--- Text block ---
* * *

The lifecycle of a Volume is tied to the lifecycle of the Pod, but not to that of a container. If a container within a Pod dies, the Volume persists and the newly launched container will be able to mount the same Volume and access its data. When a Pod gets restarted or dies, so do its Volumes, although if the Volumes consist of cloud block storage, they will simply be unmounted with data still accessible by future Pods.
To preserve data across Pod restarts and updates, the PersistentVolume (PV) and PersistentVolumeClaim (PVC) objects must be used.
PersistentVolumes are abstractions representing pieces of persistent storage like cloud block storage volumes or NFS storage. They are created separately from PersistentVolumeClaims, which are demands for pieces of storage by developers. In their Pod configurations, developers request persistent storage using PVCs, which Kubernetes matches with available PV Volumes (if using cloud block storage, Kubernetes can dynamically create PersistentVolumes when PersistentVolumeClaims are created).
If your application requires one persistent volume per replica, which is the case with many databases, you should not use Deployments but use the StatefulSet controller, which is designed for apps that require stable network identifiers, stable persistent storage, and ordering guarantees. Deployments should be used for stateless applications, and if you define a PersistentVolumeClaim for use in a Deployment configuration, that PVC will be shared by all the Deployment’s replicas.
To learn more about the StatefulSet controller, consult the Kubernetes documentation. To learn more about PersistentVolumes and PersistentVolume claims, consult the Kubernetes storage documentation.
Similar to Docker, Kubernetes provides the env
and envFrom
fields for setting environment variables in Pod configuration files. Here’s a sample snippet from a Pod configuration file that sets the HOSTNAME
environment variable in the running Pod to my_hostname
:
...
spec:
containers:
- name: nginx
image: nginx:1.21.6
ports:
- containerPort: 80
env:
- name: HOSTNAME
value: my_hostname
...
This allows you to move configuration out of Dockerfiles and into Pod and Deployment configuration files. A key advantage of further externalizing configuration from your Dockerfiles is that you can now modify these Kubernetes workload configurations (say, by changing the HOSTNAME
value to my_hostname_2
) separately from your application container definitions. Once you modify the Pod configuration file, you can then redeploy the Pod using its new environment, while the underlying container image (defined via its Dockerfile) does not need to be rebuilt, tested, and pushed to a repository. You can also version these Pod and Deployment configurations separately from your Dockerfiles, allowing you to quickly detect breaking changes and further separate config issues from application bugs.
Kubernetes provides another construct for further externalizing and managing configuration data: ConfigMaps and Secrets.
ConfigMaps allow you to save configuration data as objects that you then reference in your Pod and Deployment configuration files, so that you can avoid hardcoding configuration data and reuse it across Pods and Deployments.
Here’s an example, using the Pod config from above. We’ll first save the HOSTNAME
environment variable as a ConfigMap, and then reference it in the Pod config:
- kubectl create configmap hostname --from-literal=HOSTNAME=my_host_name
To reference it from the Pod configuration file, we use the the valueFrom
and configMapKeyRef
constructs:
...

* * *

--- Records ---
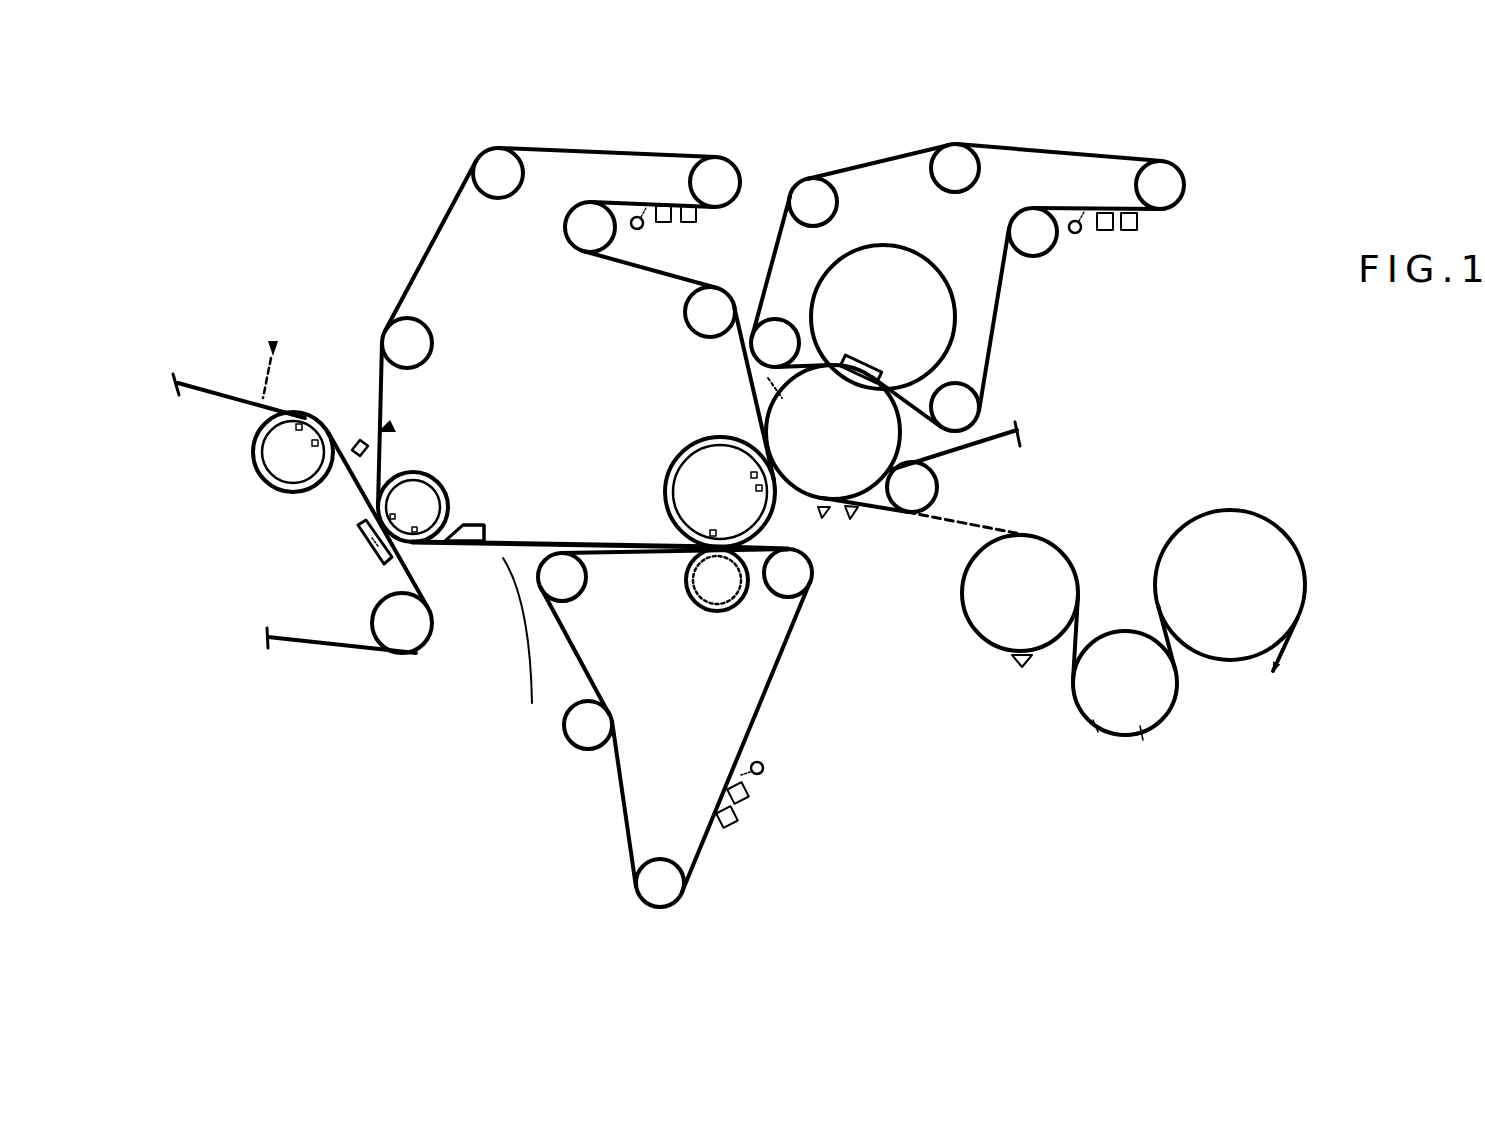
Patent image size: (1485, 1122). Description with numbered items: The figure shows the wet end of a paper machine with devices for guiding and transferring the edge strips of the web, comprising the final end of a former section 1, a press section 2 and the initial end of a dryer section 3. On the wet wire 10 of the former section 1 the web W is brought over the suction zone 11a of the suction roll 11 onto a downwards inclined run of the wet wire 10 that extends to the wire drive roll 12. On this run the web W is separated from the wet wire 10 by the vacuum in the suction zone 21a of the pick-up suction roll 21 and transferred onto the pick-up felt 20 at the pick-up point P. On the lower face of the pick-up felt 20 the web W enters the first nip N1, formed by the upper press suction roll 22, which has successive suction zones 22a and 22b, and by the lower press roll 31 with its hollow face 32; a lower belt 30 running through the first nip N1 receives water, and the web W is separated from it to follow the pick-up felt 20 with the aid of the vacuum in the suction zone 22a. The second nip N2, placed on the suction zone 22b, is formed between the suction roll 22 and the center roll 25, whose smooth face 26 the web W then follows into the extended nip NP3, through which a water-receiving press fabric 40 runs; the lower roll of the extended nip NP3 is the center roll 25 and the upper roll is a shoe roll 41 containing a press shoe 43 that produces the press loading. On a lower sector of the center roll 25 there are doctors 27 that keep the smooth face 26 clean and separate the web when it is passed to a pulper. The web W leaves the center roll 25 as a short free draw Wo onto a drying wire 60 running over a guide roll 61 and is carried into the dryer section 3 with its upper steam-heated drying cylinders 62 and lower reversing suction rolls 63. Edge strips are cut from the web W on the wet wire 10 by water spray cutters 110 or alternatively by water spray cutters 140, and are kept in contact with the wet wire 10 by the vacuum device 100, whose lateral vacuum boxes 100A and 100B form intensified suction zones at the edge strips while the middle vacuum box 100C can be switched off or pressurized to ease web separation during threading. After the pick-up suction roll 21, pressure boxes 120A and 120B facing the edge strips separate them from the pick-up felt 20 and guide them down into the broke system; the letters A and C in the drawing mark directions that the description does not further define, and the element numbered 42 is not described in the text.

The former section 1 is at (227, 298).
The press section 2 is at (818, 160).
The dryer section 3 is at (1181, 408).
The wet wire 10 is at (207, 381).
The suction roll 11 is at (273, 470).
The suction zone 11a is at (313, 430).
The wire drive roll 12 is at (407, 637).
The pick-up felt 20 is at (635, 153).
The pick-up suction roll 21 is at (415, 490).
The suction zone 21a is at (406, 523).
The upper press suction roll 22 is at (698, 468).
The suction zone 22a is at (738, 528).
The suction zone 22b is at (752, 478).
The center roll 25 is at (769, 410).
The smooth face 26 is at (776, 390).
The doctors 27 is at (843, 518).
The lower belt 30 is at (770, 698).
The press roll 31 is at (708, 580).
The hollow face 32 is at (722, 606).
The press fabric 40 is at (1068, 152).
The shoe roll 41 is at (918, 270).
The drum 42 is at (871, 243).
The press shoe 43 is at (850, 360).
The drying wire 60 is at (997, 440).
The guide roll 61 is at (925, 487).
The drying cylinders 62 is at (1063, 577).
The reversing suction rolls 63 is at (1090, 692).
The vacuum device 100 is at (350, 527).
The vacuum box 100A is at (379, 560).
The vacuum box 100B is at (309, 583).
The vacuum box 100C is at (310, 610).
The water spray cutters 110 is at (372, 422).
The pressure box 120A is at (470, 525).
The pressure box 120B is at (464, 533).
The water spray cutters 140 is at (262, 372).
The direction A is at (246, 572).
The direction C is at (487, 336).
The pick-up point P is at (362, 516).
The web W is at (478, 548).
The free draw Wo is at (882, 493).
The first nip N1 is at (684, 557).
The second nip N2 is at (775, 465).
The extended nip NP3 is at (871, 356).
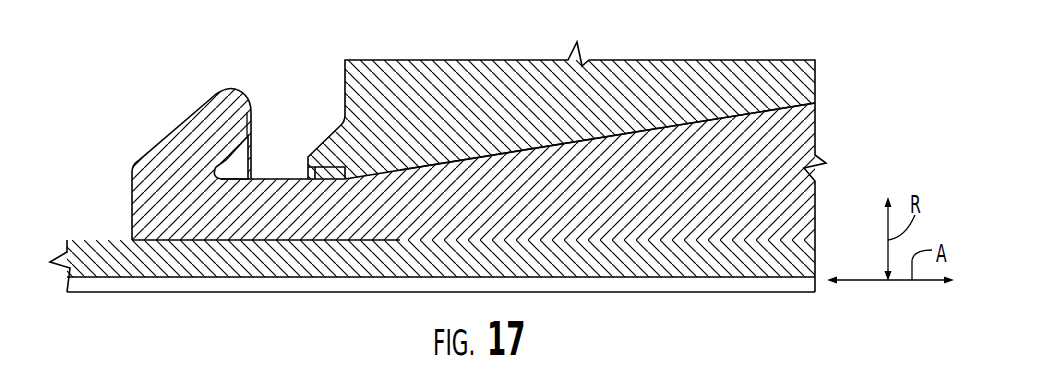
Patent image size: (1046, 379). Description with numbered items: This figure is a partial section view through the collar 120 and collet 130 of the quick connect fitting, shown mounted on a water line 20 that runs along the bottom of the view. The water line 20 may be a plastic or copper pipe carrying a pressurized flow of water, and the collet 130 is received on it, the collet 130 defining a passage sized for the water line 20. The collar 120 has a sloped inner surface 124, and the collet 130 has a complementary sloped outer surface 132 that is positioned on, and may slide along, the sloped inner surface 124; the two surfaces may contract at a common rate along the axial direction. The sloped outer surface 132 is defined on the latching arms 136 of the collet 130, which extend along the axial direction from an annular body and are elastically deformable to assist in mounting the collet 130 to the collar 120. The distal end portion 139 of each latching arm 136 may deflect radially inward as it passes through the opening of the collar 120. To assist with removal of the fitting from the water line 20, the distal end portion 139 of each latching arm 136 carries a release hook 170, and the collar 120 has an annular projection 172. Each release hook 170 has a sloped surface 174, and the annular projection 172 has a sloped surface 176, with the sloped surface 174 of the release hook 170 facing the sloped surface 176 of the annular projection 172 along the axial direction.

The water line 20 is at (146, 265).
The collar 120 is at (623, 83).
The sloped inner surface 124 is at (558, 154).
The collet 130 is at (720, 135).
The sloped outer surface 132 is at (513, 140).
The latching arm 136 is at (260, 227).
The distal end portion 139 is at (121, 192).
The release hook 170 is at (195, 147).
The annular projection 172 is at (333, 173).
The sloped surface 174 is at (246, 159).
The sloped surface 176 is at (328, 124).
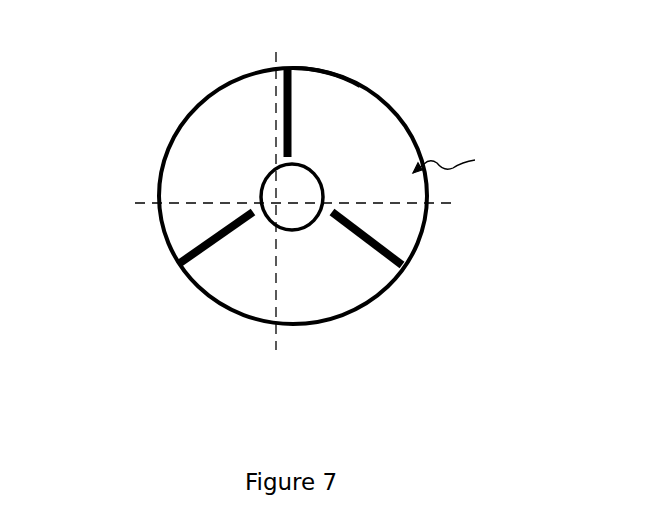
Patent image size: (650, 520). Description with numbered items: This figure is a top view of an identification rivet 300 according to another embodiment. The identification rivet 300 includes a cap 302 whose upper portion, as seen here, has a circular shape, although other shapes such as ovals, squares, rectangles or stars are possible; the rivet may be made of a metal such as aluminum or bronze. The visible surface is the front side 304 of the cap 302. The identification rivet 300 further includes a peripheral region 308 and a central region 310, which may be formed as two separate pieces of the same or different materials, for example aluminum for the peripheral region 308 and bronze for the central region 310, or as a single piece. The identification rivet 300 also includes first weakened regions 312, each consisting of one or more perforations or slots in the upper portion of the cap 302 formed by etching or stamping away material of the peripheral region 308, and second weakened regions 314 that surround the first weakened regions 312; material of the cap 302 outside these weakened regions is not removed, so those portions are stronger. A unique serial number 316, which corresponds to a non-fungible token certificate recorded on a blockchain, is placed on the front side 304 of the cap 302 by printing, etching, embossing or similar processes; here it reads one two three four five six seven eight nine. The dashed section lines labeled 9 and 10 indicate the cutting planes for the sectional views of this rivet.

* * *

--- What this exercise asks ---
a: Select every line of the records that contains the string "collet", matching case exactly.
b: Continue the Kubernetes configuration text from the point where it stops.
The Kubernetes text and the records have nothing to do with each other.

--- Responses per task ---
a:
Patent image size: (1046, 379). Description with numbered items: This figure is a partial section view through the collar 120 and collet 130 of the quick connect fitting, shown mounted on a water line 20 that runs along the bottom of the view. The water line 20 may be a plastic or copper pipe carrying a pressurized flow of water, and the collet 130 is received on it, the collet 130 defining a passage sized for the water line 20. The collar 120 has a sloped inner surface 124, and the collet 130 has a complementary sloped outer surface 132 that is positioned on, and may slide along, the sloped inner surface 124; the two surfaces may contract at a common rate along the axial direction. The sloped outer surface 132 is defined on the latching arms 136 of the collet 130, which extend along the axial direction from an annular body and are elastically deformable to assist in mounting the collet 130 to the collar 120. The distal end portion 139 of each latching arm 136 may deflect radially inward as it passes through the opening of the collar 120. To assist with removal of the fitting from the water line 20, the distal end portion 139 of each latching arm 136 carries a release hook 170, and the collar 120 has an annular projection 172. Each release hook 170 has a sloped surface 174, and the annular projection 172 has a sloped surface 176, with the sloped surface 174 of the release hook 170 facing the sloped surface 176 of the annular projection 172 along the axial direction.
The collet 130 is at (720, 135).

b:
spec:
containers:
- name: nginx
image: nginx:1.21.6
ports:
- containerPort: 80
env:
- name: HOSTNAME
valueFrom:
configMapKeyRef:
name: hostname
key: HOSTNAME
...
So the HOSTNAME
environment variable’s value has been completely externalized from configuration files. We can then update these variables across all Deployments and Pods referencing them, and restart the Pods for the changes to take effect.
If your applications use configuration files, ConfigMaps additionally allow you to store these files as ConfigMap objects (using the --from-file
flag), which you can then mount into containers as configuration files.
Secrets provide the same essential functionality as ConfigMaps, but should be used for sensitive data like database credentials as the values are base64-encoded.
To learn more about ConfigMaps and Secrets consult the Kubernetes documentation.
Once you have your application up and running in Kubernetes, every Pod will be assigned an (internal) IP address, shared by its containers. If one of these Pods is removed or dies, newly started Pods will be assigned different IP addresses.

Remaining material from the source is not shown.